[Rows from a figure dataset]
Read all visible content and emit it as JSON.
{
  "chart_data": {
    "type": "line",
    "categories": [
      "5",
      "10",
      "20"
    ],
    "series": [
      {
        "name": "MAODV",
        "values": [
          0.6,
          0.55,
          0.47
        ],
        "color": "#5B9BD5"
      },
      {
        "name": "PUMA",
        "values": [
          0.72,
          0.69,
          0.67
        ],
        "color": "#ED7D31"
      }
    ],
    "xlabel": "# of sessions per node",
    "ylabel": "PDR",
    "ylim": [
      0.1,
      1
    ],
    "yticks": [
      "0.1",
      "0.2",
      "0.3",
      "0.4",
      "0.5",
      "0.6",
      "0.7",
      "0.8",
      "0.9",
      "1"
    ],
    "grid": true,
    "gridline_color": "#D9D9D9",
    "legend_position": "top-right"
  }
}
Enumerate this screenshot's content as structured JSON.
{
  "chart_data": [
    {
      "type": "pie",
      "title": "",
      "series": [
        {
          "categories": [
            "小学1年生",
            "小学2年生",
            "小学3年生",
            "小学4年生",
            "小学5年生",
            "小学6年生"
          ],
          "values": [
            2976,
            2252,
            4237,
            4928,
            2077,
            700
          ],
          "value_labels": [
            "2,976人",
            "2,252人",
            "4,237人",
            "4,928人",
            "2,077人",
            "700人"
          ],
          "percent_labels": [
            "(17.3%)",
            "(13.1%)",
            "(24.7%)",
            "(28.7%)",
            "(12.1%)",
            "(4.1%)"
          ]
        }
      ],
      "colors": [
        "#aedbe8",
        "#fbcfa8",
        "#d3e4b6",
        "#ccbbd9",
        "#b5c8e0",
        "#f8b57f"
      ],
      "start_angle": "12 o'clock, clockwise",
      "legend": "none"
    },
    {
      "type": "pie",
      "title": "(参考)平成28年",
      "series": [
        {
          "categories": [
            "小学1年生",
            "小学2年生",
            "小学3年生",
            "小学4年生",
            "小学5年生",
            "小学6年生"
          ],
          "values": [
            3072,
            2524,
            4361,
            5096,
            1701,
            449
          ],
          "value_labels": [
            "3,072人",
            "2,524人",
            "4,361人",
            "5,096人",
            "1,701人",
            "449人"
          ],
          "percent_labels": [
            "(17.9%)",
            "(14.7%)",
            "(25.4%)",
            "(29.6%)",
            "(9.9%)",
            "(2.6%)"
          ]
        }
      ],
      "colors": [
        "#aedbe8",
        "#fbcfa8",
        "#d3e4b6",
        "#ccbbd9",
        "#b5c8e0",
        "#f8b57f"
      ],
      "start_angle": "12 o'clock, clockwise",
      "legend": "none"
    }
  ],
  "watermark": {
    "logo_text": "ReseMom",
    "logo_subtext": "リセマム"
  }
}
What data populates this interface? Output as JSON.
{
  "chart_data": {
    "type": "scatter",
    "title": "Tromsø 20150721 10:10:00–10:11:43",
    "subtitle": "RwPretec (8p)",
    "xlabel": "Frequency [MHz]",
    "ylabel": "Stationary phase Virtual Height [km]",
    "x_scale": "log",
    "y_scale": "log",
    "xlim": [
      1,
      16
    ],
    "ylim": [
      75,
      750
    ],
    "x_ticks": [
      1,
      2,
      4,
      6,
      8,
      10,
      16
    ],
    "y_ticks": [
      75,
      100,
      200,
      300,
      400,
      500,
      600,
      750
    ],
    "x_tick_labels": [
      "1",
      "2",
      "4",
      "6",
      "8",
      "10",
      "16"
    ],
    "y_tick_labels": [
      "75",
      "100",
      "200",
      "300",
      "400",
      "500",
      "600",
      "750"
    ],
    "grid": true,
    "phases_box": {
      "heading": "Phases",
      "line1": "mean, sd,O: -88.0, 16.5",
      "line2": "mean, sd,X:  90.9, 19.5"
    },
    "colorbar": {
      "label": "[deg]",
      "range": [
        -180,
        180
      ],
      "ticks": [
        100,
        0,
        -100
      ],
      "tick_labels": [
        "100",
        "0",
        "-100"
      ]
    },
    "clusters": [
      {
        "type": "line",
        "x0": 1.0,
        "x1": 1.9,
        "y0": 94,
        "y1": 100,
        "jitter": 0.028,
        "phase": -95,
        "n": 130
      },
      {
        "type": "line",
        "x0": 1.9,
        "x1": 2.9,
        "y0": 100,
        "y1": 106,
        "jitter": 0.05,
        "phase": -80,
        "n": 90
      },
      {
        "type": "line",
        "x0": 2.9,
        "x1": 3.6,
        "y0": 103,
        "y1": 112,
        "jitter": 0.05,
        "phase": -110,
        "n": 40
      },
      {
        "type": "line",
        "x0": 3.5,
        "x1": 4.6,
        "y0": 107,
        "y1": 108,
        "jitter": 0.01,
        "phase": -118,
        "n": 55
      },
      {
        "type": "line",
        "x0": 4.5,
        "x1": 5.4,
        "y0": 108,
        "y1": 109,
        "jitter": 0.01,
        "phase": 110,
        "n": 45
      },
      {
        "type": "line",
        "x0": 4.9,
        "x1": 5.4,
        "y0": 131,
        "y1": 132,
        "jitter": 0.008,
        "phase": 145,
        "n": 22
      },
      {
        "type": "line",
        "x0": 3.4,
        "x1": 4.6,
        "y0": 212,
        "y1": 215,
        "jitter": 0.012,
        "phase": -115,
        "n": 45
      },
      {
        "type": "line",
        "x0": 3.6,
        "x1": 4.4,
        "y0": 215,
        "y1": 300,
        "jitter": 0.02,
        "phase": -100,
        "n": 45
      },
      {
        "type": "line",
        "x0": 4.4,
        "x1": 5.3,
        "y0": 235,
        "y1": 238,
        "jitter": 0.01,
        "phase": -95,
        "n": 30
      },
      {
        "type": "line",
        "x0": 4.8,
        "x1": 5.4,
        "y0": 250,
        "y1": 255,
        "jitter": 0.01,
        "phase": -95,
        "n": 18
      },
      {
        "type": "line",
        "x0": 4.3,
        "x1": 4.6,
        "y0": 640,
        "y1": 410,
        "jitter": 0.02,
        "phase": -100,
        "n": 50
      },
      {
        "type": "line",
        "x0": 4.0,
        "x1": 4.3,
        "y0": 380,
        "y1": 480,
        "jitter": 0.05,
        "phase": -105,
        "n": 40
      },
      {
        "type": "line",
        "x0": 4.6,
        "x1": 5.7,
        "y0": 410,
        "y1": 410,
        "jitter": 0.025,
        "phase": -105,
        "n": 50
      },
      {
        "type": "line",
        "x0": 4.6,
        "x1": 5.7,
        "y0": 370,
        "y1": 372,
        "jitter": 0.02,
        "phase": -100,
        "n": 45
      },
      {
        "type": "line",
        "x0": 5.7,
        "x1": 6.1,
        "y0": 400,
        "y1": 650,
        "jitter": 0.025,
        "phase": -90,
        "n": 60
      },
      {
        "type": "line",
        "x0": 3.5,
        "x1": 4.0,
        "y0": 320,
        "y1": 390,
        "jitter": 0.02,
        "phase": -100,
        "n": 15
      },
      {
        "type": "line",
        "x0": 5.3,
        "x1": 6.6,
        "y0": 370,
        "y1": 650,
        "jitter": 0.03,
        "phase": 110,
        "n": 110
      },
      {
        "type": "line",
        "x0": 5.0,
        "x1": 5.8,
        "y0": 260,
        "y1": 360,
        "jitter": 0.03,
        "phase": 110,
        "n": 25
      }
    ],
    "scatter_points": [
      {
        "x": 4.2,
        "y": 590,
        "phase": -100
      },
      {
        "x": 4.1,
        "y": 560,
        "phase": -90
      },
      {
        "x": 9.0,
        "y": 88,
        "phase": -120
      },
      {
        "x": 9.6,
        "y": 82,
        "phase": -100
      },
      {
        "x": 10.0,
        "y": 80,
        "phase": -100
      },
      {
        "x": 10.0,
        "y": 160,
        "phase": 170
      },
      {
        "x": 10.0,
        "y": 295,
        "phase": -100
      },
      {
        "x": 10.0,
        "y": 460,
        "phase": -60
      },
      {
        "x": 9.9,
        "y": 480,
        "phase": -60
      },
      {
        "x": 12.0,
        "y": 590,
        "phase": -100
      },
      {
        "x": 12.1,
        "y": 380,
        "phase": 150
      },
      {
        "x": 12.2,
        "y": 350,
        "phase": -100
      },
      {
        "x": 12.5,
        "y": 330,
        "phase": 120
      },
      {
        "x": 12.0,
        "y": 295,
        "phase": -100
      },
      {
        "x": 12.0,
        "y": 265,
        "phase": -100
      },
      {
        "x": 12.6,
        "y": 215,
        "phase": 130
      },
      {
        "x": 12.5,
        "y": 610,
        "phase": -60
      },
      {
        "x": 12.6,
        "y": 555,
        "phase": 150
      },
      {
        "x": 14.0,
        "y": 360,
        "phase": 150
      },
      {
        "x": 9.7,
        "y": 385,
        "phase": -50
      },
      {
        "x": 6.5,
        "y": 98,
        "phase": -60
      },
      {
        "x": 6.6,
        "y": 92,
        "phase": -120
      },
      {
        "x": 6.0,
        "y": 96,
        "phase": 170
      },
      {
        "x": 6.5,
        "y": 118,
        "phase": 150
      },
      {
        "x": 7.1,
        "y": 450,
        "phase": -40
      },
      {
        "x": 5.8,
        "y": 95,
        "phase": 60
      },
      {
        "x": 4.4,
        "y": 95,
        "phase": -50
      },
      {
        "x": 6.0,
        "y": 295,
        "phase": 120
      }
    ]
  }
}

DIRECTIVE » Find every line with the word "xlabel" and state how many there are, with no other words.

FULL OUTPUT » 2